:: Do this ::
Look for the string "thedicksalesman" and copy every line that has it.

:: Records supplied ::
-- START --
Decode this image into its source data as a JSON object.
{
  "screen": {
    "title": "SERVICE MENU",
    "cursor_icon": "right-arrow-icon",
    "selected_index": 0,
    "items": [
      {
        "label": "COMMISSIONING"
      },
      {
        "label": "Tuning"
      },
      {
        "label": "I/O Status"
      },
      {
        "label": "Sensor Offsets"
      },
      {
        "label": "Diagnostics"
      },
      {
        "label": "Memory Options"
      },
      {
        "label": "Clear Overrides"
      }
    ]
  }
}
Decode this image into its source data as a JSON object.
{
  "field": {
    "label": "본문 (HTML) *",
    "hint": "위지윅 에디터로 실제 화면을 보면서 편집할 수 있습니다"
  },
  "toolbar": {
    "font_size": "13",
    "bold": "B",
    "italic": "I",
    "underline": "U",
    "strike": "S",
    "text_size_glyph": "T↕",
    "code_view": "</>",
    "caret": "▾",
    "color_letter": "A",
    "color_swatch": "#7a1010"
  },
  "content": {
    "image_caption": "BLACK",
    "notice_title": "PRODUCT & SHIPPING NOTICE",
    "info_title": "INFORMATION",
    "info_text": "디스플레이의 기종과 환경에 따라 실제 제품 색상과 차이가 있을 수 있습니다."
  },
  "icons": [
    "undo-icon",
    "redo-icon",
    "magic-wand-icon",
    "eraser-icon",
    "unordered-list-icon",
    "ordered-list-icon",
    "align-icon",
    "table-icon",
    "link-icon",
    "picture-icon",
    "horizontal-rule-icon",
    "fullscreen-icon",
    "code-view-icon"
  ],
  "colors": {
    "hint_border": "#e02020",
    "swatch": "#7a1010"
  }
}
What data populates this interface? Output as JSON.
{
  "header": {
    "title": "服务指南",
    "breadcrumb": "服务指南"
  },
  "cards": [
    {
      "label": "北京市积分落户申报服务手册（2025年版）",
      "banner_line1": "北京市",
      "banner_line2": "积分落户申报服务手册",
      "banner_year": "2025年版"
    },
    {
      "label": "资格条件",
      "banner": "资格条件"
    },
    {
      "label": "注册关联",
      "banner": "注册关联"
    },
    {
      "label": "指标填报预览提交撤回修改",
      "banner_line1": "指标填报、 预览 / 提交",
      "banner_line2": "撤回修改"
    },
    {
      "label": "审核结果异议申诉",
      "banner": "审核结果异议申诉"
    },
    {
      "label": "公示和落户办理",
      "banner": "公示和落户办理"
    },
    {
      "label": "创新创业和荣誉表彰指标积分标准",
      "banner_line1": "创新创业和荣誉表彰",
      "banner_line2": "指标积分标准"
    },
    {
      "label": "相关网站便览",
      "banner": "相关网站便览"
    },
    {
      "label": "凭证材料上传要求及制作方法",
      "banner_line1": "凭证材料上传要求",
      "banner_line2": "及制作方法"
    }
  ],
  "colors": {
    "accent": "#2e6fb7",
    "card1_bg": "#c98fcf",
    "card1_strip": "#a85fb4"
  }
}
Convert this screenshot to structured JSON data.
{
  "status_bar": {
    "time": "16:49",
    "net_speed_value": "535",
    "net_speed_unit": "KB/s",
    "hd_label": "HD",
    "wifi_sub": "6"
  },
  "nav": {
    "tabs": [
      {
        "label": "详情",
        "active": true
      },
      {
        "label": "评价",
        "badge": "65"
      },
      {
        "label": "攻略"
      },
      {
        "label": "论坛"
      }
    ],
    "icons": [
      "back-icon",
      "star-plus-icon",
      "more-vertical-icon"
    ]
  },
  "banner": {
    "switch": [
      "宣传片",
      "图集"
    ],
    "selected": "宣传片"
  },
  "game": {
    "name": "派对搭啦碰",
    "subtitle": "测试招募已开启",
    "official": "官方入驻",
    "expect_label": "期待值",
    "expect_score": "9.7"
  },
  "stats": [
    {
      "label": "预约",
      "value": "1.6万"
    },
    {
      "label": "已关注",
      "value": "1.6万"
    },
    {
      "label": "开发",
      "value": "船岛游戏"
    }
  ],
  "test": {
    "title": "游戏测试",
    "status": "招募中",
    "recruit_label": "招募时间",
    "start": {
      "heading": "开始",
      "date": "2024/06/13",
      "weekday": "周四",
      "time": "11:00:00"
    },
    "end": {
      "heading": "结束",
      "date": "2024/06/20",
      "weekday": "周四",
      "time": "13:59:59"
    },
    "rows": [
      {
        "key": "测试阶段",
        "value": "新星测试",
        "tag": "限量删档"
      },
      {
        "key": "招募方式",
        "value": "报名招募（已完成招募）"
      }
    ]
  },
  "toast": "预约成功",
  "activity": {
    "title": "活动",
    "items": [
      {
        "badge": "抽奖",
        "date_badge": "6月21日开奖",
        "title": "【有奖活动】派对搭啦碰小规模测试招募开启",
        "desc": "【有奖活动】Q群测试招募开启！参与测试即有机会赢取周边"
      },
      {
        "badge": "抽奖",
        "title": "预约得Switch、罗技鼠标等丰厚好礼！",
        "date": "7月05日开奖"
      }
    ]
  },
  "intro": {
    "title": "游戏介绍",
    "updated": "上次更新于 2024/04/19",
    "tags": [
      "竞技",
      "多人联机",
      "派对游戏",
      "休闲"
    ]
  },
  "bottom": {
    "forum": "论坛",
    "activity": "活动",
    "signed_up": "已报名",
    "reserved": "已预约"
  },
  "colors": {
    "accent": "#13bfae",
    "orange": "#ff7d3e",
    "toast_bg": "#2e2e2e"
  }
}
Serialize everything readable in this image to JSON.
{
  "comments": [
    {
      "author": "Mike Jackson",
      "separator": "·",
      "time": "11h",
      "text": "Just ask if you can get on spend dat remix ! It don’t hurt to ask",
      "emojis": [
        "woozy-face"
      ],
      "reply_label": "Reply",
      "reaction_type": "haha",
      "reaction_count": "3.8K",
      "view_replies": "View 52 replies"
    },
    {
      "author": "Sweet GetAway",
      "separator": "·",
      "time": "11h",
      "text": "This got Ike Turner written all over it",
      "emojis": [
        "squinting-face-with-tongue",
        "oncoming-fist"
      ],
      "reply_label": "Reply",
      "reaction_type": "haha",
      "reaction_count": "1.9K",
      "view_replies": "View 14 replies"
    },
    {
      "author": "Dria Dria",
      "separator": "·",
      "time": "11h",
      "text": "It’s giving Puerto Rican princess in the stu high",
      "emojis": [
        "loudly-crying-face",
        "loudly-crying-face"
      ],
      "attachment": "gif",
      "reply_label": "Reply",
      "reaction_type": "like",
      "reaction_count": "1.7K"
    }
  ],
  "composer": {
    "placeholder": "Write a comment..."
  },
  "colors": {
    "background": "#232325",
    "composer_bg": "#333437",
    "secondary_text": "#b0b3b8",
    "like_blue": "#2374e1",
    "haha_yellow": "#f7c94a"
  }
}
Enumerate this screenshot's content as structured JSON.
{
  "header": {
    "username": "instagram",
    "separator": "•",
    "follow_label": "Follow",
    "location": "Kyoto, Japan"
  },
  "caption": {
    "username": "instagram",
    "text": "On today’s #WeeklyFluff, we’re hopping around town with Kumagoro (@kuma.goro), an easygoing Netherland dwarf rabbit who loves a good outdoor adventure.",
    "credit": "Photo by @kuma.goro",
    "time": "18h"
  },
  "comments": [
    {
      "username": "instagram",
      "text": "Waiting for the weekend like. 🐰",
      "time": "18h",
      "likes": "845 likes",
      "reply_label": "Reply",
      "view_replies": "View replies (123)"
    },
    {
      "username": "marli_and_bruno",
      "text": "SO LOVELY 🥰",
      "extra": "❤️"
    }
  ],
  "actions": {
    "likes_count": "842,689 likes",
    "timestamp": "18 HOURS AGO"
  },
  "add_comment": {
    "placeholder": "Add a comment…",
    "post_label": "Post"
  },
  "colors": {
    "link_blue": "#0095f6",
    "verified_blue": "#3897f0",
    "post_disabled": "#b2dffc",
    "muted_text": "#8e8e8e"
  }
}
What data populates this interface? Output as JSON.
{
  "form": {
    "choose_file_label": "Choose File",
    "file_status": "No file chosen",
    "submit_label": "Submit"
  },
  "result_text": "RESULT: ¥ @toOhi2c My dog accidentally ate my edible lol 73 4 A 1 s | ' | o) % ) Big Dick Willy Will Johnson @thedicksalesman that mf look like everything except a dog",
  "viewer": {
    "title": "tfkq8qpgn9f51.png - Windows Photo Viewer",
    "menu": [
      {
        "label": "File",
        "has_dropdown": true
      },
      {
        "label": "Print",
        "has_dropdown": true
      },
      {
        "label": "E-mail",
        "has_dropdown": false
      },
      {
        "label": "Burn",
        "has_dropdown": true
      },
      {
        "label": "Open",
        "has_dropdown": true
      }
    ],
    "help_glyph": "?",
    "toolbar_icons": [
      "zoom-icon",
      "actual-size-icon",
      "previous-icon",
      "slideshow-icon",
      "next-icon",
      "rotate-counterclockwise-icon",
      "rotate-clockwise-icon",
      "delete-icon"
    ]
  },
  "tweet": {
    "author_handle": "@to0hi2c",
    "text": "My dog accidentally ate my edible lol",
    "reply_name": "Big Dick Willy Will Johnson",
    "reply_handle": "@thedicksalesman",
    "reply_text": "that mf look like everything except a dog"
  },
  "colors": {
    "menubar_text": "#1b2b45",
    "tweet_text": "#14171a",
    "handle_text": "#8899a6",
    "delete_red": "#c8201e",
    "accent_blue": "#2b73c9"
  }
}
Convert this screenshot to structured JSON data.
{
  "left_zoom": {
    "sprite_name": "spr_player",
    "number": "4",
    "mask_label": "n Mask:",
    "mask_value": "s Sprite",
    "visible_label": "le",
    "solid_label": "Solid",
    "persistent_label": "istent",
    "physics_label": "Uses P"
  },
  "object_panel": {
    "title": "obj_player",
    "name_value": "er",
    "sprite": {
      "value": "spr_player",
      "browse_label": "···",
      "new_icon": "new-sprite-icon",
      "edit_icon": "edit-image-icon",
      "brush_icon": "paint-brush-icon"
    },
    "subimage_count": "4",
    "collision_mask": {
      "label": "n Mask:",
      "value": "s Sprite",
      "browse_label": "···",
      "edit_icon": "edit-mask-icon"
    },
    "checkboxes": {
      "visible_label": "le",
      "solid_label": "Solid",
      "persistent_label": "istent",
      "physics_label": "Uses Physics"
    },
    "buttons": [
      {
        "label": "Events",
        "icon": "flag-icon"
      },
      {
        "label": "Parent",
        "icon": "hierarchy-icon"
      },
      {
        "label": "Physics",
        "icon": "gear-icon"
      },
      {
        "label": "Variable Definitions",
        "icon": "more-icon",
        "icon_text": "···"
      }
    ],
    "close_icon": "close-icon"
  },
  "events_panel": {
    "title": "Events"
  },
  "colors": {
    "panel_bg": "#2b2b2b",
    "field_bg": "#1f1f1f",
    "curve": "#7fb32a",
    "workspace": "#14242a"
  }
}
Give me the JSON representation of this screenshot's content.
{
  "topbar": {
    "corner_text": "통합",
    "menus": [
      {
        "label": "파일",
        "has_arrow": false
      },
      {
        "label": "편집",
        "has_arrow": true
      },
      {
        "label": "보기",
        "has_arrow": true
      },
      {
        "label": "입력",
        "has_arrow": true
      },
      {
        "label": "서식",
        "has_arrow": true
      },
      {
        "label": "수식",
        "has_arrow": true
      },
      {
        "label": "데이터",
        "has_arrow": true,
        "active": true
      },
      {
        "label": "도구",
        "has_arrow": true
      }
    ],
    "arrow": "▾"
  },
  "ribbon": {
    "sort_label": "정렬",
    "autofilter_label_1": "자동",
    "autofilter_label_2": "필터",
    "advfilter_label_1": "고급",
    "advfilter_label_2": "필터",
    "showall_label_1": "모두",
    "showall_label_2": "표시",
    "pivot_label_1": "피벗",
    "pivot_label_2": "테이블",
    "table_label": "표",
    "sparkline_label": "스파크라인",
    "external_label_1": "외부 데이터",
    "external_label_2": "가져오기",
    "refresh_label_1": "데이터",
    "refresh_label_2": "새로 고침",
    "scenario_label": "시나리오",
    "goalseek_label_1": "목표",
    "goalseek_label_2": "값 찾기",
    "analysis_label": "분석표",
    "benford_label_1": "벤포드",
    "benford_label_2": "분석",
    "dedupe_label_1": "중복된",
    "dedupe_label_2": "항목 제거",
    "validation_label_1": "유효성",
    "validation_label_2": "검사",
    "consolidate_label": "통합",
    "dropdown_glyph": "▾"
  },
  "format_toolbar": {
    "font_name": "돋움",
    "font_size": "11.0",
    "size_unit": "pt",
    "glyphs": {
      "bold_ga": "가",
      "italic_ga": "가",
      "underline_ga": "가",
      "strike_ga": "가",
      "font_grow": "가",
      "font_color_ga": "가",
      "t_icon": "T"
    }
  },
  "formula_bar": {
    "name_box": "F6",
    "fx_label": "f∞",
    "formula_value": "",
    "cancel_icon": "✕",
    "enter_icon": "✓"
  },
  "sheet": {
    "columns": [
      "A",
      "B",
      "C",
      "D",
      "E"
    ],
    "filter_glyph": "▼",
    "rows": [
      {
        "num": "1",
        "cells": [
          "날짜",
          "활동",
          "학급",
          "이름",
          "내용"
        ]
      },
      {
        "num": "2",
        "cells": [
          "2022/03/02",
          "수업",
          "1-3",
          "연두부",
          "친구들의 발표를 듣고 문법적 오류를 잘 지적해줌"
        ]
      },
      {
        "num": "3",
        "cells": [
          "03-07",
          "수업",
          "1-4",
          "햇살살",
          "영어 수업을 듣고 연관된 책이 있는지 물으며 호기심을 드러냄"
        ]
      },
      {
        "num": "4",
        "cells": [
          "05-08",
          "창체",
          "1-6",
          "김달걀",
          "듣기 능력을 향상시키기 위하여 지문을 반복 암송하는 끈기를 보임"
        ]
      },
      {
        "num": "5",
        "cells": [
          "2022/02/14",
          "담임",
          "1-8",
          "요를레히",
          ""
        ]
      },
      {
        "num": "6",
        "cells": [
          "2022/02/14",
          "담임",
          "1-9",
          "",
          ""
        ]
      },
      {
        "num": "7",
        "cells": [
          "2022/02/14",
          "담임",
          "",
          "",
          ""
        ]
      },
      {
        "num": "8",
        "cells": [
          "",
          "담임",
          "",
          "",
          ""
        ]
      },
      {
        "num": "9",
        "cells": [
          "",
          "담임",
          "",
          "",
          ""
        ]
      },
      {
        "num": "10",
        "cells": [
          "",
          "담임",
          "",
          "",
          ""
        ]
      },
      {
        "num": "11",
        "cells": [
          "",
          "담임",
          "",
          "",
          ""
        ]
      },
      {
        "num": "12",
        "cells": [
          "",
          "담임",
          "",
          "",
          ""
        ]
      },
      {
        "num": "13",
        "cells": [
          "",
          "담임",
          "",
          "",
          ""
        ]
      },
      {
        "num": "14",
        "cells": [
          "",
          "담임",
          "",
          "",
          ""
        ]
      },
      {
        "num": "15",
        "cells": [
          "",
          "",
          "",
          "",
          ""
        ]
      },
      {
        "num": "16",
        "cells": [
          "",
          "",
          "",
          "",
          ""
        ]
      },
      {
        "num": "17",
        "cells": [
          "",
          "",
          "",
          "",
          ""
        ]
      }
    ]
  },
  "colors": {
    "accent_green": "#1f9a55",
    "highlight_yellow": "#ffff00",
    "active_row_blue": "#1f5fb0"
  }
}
-- END --
:: Task output ::
  "result_text": "RESULT: ¥ @toOhi2c My dog accidentally ate my edible lol 73 4 A 1 s | ' | o) % ) Big Dick Willy Will Johnson @thedicksalesman that mf look like everything except a dog",
    "reply_handle": "@thedicksalesman",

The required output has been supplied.